____ Working data

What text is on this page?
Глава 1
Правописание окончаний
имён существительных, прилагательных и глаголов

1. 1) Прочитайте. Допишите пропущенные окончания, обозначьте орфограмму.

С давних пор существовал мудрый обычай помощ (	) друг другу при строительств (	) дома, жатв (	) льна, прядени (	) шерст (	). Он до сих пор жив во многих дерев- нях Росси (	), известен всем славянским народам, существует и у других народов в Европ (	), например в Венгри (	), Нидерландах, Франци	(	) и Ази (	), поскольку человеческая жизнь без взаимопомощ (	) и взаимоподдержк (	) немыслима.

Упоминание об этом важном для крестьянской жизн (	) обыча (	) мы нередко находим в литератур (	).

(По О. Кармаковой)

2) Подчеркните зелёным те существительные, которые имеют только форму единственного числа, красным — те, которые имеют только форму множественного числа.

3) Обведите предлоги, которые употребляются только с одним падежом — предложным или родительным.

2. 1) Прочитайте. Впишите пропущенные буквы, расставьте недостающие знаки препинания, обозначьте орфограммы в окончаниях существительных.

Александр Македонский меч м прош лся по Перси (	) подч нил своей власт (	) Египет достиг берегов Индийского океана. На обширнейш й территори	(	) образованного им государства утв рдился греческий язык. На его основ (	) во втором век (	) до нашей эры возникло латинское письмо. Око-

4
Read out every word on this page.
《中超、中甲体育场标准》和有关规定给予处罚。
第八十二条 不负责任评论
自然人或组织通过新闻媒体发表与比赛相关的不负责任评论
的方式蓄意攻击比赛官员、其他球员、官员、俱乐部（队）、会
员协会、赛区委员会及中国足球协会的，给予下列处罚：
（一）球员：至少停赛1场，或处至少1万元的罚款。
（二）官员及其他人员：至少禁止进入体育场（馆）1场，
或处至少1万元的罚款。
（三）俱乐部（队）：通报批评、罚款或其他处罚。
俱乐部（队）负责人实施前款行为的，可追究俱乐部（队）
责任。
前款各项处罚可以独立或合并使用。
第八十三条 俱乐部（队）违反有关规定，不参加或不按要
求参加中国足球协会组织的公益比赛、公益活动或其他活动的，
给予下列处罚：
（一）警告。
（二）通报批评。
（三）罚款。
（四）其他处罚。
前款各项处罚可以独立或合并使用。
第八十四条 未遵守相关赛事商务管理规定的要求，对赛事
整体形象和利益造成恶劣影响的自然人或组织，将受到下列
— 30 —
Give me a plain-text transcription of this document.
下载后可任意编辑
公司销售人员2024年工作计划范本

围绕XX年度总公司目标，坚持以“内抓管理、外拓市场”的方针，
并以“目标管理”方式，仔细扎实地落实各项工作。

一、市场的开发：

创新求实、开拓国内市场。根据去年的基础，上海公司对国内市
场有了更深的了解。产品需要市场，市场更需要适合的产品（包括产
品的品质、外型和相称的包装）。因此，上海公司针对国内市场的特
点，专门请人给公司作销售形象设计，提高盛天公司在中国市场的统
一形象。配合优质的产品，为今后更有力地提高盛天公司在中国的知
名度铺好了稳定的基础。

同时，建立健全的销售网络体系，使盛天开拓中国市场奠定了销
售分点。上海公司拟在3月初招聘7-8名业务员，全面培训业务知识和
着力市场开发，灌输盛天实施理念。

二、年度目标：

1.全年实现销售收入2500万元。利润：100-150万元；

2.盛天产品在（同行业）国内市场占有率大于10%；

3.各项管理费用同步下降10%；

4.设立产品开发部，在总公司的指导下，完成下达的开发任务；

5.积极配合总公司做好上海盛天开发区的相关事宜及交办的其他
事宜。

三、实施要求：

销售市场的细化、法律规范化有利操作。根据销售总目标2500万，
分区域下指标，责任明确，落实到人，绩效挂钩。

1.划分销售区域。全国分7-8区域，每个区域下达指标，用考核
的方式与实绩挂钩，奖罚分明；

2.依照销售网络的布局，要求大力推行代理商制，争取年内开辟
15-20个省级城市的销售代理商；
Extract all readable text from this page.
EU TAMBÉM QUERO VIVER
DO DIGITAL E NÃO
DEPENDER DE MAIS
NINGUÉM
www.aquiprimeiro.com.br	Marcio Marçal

________

Problem description ▸
Among the entries above, how many lines hold the word "только"? Reply with only that number.

Reply to the exercise ▸
2